--- begin STORED DATA ---

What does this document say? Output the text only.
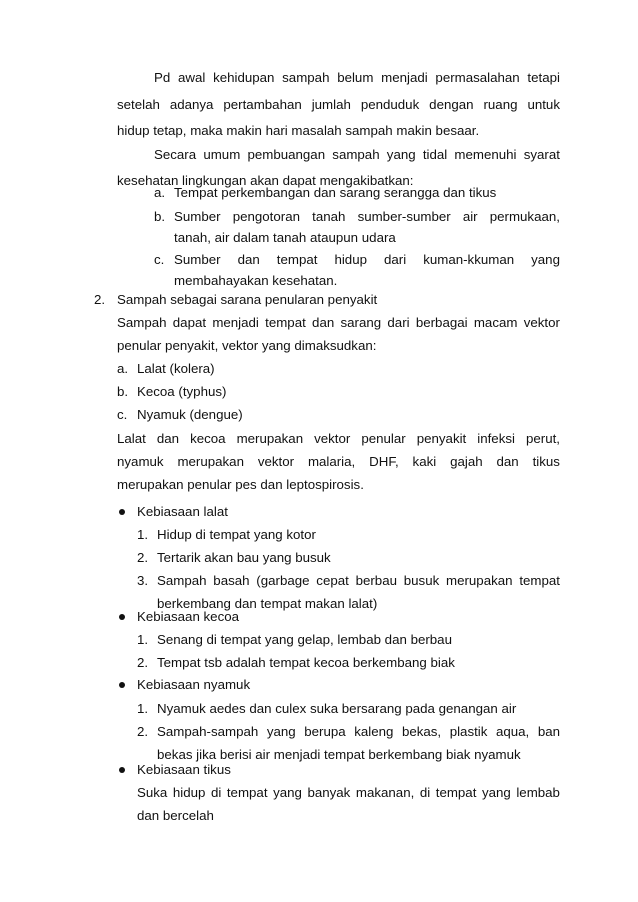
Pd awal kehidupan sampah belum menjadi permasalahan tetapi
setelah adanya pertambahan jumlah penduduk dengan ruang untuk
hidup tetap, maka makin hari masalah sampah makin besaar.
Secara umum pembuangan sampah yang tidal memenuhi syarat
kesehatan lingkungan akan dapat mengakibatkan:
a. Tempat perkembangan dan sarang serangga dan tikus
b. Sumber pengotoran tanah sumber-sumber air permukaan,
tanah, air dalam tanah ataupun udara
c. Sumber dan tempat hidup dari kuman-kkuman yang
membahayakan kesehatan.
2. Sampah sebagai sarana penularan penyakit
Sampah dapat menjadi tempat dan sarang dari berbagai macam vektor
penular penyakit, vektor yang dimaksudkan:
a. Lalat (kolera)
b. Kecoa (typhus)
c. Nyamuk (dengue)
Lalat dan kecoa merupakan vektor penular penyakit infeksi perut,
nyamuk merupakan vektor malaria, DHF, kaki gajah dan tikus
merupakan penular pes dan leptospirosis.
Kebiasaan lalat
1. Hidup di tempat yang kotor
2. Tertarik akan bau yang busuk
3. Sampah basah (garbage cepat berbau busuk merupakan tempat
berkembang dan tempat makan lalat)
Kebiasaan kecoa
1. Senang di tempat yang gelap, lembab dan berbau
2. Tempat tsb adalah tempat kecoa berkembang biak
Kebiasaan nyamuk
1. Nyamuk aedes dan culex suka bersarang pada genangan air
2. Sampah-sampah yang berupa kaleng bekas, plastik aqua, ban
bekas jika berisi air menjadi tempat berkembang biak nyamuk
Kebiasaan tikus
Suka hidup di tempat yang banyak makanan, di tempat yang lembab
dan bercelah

--- end STORED DATA ---

How many lines of the records contain the string "Sumber"? Respond with the number alone.

ANSWER FOR THE TASK
2